WHAT YOU SHOULD DO |
For each line that holds "title", copy the line out.

Stored entries:
= = = =

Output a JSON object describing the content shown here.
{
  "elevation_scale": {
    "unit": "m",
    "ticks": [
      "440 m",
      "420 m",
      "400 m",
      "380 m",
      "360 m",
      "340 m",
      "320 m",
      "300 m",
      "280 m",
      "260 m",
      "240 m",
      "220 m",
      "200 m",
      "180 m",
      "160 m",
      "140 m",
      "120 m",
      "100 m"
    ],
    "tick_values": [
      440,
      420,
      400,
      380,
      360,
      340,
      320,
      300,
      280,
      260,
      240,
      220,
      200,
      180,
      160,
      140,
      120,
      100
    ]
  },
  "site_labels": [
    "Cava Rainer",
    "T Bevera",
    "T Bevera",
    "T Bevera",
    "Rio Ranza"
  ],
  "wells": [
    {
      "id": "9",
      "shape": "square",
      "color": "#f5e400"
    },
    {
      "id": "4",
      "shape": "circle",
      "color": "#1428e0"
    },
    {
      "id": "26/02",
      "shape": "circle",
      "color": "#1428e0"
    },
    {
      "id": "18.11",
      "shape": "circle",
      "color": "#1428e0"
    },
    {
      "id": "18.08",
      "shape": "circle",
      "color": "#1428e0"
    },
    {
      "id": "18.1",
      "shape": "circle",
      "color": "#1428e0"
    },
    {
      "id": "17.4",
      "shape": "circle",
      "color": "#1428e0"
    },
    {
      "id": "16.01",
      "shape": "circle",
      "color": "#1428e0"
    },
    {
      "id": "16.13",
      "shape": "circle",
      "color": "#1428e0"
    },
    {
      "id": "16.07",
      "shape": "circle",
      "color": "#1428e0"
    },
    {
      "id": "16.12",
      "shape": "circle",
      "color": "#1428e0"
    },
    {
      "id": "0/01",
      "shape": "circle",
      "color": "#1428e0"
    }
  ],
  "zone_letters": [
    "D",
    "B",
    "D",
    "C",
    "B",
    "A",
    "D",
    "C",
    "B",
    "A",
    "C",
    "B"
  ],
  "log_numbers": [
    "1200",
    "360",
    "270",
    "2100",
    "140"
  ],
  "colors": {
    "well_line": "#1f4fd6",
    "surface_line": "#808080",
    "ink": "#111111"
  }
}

= = = =

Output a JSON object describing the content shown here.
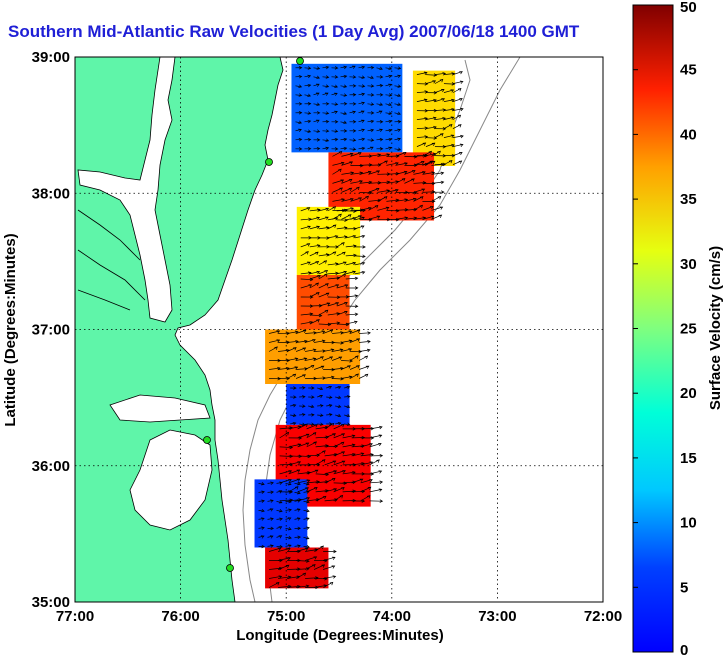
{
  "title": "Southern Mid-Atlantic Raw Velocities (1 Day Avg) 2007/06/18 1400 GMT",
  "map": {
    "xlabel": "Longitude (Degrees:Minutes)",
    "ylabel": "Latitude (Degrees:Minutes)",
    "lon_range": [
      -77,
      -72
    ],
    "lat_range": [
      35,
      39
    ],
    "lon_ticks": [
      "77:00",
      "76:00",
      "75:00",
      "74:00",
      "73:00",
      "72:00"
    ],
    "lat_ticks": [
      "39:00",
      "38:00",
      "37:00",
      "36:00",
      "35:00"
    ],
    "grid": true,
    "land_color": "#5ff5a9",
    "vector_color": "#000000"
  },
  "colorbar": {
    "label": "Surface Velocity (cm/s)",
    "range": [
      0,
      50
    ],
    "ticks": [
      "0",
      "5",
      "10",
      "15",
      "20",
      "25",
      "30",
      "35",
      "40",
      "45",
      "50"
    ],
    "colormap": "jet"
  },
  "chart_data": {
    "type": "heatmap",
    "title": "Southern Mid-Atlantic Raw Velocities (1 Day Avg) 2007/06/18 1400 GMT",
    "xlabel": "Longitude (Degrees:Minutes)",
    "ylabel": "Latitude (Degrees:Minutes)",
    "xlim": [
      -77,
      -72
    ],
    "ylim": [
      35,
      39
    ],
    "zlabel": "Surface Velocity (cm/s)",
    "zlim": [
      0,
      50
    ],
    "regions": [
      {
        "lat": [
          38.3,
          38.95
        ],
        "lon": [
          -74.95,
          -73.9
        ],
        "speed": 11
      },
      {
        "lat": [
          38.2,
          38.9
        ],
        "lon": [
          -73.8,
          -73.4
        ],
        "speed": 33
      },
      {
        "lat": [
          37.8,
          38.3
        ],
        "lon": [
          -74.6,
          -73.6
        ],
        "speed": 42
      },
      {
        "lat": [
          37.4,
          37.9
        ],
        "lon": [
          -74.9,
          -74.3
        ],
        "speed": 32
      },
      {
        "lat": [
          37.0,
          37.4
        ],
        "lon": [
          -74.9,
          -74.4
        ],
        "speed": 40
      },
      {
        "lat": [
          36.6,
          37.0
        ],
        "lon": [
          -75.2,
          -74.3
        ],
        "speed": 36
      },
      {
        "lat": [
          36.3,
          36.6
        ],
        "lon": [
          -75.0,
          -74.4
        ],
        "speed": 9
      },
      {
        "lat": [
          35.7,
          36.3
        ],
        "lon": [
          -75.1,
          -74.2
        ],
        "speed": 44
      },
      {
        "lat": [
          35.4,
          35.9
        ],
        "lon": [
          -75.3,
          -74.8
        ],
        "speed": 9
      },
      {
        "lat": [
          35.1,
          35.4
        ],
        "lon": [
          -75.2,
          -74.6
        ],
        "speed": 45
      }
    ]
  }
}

= = = =

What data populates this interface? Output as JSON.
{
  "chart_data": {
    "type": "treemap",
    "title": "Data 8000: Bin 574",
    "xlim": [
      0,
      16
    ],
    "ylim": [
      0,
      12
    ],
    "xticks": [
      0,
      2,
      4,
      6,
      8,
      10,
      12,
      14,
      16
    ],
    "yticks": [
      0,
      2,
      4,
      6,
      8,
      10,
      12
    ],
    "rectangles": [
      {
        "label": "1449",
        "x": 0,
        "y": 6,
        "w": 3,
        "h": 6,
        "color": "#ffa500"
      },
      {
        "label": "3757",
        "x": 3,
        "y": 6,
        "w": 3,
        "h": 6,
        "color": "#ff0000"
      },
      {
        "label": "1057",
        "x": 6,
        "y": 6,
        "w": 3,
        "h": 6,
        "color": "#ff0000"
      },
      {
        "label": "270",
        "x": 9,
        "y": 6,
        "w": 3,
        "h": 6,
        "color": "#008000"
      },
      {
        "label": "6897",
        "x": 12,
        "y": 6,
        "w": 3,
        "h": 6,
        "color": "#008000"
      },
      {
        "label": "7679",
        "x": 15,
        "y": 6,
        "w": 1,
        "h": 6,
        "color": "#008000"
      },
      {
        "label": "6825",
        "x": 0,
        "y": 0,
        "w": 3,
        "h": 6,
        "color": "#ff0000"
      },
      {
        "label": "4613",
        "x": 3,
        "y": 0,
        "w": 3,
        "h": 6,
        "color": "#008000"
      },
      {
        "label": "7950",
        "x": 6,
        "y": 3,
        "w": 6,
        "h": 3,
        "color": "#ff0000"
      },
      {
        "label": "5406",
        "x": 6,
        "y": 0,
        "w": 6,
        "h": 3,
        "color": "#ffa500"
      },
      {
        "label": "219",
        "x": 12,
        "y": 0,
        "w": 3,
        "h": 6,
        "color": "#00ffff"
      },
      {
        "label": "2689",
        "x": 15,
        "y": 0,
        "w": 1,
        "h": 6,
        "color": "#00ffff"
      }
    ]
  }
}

= = = =

WRITTEN REPLY |
  "title": "Southern Mid-Atlantic Raw Velocities (1 Day Avg) 2007/06/18 1400 GMT",
    "title": "Southern Mid-Atlantic Raw Velocities (1 Day Avg) 2007/06/18 1400 GMT",
    "title": "Data 8000: Bin 574",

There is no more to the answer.